▶ **Problem requirements**
Print the stretch of the listing from the line containing "most 100 elements." through the line containing "bar-orange — [449, 574, 453, 650]", both lines included, copying every line between them without change.
##### Records shown
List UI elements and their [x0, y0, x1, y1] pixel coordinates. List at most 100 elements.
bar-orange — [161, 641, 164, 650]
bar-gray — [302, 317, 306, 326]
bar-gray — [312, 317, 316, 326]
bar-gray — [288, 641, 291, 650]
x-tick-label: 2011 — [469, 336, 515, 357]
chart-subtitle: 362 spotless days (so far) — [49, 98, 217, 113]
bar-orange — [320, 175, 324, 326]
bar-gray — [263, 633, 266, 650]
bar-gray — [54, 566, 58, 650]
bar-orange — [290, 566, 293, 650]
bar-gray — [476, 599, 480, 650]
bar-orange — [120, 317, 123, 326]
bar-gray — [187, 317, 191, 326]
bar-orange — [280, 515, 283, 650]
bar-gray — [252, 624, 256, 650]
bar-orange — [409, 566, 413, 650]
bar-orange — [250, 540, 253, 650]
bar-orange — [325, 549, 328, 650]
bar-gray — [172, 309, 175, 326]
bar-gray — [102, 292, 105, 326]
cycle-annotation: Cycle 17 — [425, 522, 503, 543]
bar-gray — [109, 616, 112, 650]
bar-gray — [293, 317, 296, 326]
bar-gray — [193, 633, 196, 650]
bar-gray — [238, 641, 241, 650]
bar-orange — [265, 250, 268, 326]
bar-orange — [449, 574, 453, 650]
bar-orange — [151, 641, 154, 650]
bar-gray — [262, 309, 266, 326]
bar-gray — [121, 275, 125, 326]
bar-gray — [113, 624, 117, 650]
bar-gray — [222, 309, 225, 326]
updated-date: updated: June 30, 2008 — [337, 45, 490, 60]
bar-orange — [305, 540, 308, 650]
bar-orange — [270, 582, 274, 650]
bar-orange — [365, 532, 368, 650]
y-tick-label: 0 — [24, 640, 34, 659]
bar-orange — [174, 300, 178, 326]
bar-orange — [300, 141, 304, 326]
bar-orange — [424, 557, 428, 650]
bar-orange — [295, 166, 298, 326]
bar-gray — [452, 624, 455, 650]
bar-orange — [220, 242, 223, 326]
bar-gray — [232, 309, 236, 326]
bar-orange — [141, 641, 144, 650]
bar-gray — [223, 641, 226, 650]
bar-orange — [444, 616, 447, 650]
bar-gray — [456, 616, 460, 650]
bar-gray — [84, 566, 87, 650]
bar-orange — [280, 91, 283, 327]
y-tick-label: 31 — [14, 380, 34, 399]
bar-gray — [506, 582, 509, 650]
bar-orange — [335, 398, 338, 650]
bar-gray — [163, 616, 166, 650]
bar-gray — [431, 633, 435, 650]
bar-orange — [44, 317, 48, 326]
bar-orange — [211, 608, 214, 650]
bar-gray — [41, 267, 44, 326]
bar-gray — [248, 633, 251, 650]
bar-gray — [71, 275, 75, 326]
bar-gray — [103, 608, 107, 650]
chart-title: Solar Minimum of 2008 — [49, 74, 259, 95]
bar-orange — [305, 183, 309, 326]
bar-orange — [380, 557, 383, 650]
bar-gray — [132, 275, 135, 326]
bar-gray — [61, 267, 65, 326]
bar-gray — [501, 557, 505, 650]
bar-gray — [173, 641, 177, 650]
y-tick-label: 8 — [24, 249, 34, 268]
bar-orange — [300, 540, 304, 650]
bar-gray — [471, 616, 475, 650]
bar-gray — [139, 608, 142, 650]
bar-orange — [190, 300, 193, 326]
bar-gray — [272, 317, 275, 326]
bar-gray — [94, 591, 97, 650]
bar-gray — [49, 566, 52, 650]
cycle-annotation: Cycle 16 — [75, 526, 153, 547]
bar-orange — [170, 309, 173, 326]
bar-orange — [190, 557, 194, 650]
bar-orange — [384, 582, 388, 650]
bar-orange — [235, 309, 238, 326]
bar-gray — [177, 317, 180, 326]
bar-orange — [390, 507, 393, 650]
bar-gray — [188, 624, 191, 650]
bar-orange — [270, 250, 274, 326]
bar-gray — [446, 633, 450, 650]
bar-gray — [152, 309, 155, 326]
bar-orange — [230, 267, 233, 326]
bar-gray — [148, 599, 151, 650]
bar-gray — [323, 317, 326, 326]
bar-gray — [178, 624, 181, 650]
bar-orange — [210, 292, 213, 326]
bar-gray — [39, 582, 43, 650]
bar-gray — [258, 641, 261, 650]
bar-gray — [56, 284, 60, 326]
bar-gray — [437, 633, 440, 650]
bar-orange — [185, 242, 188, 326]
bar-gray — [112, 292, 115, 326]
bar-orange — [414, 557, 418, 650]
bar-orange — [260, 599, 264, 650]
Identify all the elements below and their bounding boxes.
##########
##### Records shown
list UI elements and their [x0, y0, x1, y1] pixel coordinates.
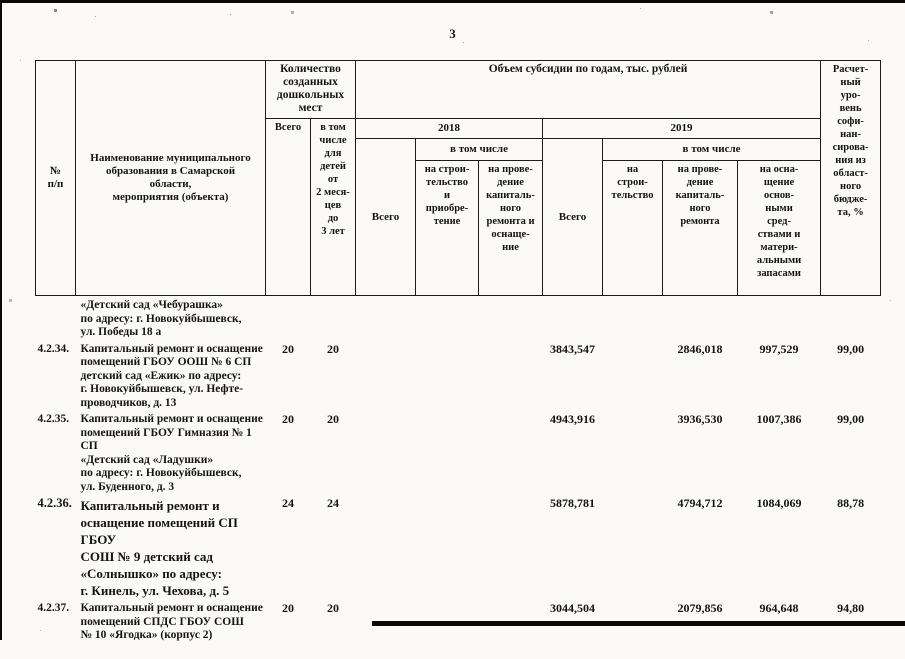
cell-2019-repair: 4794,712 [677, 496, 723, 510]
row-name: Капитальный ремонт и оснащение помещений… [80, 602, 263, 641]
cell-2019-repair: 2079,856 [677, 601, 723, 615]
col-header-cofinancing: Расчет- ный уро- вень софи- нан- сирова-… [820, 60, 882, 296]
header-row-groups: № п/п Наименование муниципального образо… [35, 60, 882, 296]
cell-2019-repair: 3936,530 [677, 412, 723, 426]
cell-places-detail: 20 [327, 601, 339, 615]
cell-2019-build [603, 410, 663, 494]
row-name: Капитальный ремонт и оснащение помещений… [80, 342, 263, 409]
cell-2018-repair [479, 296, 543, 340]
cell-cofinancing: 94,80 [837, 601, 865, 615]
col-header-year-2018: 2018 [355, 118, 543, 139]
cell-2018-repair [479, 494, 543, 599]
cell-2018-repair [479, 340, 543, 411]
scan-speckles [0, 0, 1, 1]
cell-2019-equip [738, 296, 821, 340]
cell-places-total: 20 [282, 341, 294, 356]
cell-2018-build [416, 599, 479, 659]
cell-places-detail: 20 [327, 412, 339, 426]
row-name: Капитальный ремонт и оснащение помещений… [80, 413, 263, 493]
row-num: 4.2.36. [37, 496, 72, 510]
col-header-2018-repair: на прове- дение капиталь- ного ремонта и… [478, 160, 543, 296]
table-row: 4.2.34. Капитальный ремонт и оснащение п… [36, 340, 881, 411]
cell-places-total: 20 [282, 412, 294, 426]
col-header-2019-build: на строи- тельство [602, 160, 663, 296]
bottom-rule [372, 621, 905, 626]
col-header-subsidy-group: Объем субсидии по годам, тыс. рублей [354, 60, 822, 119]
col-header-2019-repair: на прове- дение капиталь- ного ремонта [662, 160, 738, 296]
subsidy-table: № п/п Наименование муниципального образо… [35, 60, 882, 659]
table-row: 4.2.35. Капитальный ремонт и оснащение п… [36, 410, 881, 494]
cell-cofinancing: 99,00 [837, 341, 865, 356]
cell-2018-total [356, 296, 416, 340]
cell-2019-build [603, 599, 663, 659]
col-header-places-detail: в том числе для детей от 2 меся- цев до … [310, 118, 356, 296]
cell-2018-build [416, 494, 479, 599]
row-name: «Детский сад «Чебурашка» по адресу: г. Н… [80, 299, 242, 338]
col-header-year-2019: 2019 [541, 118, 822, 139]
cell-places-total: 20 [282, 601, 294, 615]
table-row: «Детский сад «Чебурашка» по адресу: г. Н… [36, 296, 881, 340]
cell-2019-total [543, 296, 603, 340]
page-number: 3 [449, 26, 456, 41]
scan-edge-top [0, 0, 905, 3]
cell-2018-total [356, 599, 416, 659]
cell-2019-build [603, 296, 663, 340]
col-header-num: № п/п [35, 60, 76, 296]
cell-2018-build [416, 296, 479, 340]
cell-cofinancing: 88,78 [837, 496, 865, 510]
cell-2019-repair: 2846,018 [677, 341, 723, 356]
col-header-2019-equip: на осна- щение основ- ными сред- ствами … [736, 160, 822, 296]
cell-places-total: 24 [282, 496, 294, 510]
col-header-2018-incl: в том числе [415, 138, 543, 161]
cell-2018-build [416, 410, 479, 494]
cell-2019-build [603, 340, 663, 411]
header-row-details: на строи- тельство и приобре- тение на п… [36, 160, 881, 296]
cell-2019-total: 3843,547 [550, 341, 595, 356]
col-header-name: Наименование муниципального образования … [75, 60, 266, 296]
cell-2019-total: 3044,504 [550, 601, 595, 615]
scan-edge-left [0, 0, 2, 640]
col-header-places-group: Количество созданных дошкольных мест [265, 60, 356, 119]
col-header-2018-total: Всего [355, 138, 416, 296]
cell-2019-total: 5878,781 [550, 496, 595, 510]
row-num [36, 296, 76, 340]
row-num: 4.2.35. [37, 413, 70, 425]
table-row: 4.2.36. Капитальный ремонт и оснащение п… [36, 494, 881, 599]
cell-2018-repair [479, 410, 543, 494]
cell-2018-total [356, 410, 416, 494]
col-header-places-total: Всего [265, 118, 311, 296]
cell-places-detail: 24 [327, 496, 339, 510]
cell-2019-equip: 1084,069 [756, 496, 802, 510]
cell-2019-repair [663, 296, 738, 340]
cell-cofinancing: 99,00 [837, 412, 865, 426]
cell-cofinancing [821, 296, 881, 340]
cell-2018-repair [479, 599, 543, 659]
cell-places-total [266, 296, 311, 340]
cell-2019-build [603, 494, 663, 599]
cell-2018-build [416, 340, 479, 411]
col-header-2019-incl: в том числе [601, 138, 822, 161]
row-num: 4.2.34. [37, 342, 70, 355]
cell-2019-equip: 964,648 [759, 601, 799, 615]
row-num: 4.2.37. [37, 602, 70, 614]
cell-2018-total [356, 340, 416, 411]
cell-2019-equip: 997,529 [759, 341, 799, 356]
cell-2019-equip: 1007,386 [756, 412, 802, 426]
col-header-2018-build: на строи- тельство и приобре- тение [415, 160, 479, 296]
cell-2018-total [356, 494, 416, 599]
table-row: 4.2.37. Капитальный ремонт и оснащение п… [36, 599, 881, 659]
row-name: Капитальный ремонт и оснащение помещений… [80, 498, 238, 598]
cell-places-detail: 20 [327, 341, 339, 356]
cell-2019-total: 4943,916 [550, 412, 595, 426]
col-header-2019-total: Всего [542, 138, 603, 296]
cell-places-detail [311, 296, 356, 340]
##########
▶ **Complete output**
List UI elements and their [x0, y0, x1, y1] pixel coordinates. List at most 100 elements.
bar-orange — [161, 641, 164, 650]
bar-gray — [302, 317, 306, 326]
bar-gray — [312, 317, 316, 326]
bar-gray — [288, 641, 291, 650]
x-tick-label: 2011 — [469, 336, 515, 357]
chart-subtitle: 362 spotless days (so far) — [49, 98, 217, 113]
bar-orange — [320, 175, 324, 326]
bar-gray — [263, 633, 266, 650]
bar-gray — [54, 566, 58, 650]
bar-orange — [290, 566, 293, 650]
bar-gray — [476, 599, 480, 650]
bar-orange — [120, 317, 123, 326]
bar-gray — [187, 317, 191, 326]
bar-orange — [280, 515, 283, 650]
bar-gray — [252, 624, 256, 650]
bar-orange — [409, 566, 413, 650]
bar-orange — [250, 540, 253, 650]
bar-orange — [325, 549, 328, 650]
bar-gray — [172, 309, 175, 326]
bar-gray — [102, 292, 105, 326]
cycle-annotation: Cycle 17 — [425, 522, 503, 543]
bar-gray — [109, 616, 112, 650]
bar-gray — [293, 317, 296, 326]
bar-gray — [193, 633, 196, 650]
bar-gray — [238, 641, 241, 650]
bar-orange — [265, 250, 268, 326]
bar-orange — [449, 574, 453, 650]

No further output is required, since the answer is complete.